Task statement:
Write only the number of lines in the records beneath that hold "ffffff".

--- Items ---

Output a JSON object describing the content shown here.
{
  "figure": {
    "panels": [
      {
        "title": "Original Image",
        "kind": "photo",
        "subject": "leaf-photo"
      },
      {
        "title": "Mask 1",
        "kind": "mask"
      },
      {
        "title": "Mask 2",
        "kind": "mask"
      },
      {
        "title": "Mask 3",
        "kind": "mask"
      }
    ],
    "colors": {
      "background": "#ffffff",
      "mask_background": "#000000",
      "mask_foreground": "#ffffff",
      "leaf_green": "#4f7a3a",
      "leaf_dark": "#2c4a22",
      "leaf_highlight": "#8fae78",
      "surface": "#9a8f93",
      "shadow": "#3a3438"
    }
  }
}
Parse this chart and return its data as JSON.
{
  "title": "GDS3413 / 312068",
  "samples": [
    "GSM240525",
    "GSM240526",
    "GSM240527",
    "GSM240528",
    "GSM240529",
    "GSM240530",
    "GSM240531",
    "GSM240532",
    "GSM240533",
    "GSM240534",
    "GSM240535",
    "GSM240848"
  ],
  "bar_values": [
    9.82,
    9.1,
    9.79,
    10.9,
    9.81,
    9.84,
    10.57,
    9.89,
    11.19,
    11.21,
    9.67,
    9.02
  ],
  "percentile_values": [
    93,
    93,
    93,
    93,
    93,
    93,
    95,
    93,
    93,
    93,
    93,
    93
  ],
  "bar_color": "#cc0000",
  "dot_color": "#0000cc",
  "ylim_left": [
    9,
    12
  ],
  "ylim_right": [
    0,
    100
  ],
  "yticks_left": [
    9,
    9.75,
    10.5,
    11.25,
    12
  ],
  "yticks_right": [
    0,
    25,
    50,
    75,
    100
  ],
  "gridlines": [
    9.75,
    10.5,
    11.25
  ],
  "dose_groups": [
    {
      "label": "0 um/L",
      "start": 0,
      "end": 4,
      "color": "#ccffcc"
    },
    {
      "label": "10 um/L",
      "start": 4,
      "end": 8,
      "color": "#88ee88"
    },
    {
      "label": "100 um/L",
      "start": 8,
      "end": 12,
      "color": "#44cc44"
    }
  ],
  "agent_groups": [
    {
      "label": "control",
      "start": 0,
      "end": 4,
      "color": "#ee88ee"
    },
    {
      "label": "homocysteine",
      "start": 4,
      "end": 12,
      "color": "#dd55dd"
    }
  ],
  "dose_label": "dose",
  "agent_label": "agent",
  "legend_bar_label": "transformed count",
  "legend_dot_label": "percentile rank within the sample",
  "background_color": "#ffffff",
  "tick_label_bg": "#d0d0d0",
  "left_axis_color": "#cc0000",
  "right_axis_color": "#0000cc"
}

---

Output for this task:
3